Copy all of the data below line for line, keeping every character unchanged.
>> START Data section
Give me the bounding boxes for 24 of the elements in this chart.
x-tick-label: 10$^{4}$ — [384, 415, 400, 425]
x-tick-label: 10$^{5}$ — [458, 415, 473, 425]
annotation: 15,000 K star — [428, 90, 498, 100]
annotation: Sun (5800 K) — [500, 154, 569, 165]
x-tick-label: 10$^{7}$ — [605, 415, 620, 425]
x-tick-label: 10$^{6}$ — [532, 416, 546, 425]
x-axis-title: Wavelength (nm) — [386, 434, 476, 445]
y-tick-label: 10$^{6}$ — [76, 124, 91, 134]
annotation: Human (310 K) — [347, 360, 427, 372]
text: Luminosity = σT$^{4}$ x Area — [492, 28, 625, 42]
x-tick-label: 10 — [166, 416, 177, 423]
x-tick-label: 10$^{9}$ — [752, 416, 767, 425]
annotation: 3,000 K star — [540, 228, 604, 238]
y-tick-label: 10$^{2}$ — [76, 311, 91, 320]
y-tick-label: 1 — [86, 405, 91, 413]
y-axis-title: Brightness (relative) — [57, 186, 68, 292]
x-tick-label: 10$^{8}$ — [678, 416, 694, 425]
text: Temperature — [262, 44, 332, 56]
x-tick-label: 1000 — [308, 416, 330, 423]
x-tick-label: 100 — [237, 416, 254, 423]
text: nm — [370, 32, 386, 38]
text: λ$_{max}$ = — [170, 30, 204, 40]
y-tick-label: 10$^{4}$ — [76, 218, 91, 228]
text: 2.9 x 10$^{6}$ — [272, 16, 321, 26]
>> END Data section
Solution to the exercise:
Give me the bounding boxes for 24 of the elements in this chart.
x-tick-label: 10$^{4}$ — [384, 415, 400, 425]
x-tick-label: 10$^{5}$ — [458, 415, 473, 425]
annotation: 15,000 K star — [428, 90, 498, 100]
annotation: Sun (5800 K) — [500, 154, 569, 165]
x-tick-label: 10$^{7}$ — [605, 415, 620, 425]
x-tick-label: 10$^{6}$ — [532, 416, 546, 425]
x-axis-title: Wavelength (nm) — [386, 434, 476, 445]
y-tick-label: 10$^{6}$ — [76, 124, 91, 134]
annotation: Human (310 K) — [347, 360, 427, 372]
text: Luminosity = σT$^{4}$ x Area — [492, 28, 625, 42]
x-tick-label: 10 — [166, 416, 177, 423]
x-tick-label: 10$^{9}$ — [752, 416, 767, 425]
annotation: 3,000 K star — [540, 228, 604, 238]
y-tick-label: 10$^{2}$ — [76, 311, 91, 320]
y-tick-label: 1 — [86, 405, 91, 413]
y-axis-title: Brightness (relative) — [57, 186, 68, 292]
x-tick-label: 10$^{8}$ — [678, 416, 694, 425]
text: Temperature — [262, 44, 332, 56]
x-tick-label: 1000 — [308, 416, 330, 423]
x-tick-label: 100 — [237, 416, 254, 423]
text: nm — [370, 32, 386, 38]
text: λ$_{max}$ = — [170, 30, 204, 40]
y-tick-label: 10$^{4}$ — [76, 218, 91, 228]
text: 2.9 x 10$^{6}$ — [272, 16, 321, 26]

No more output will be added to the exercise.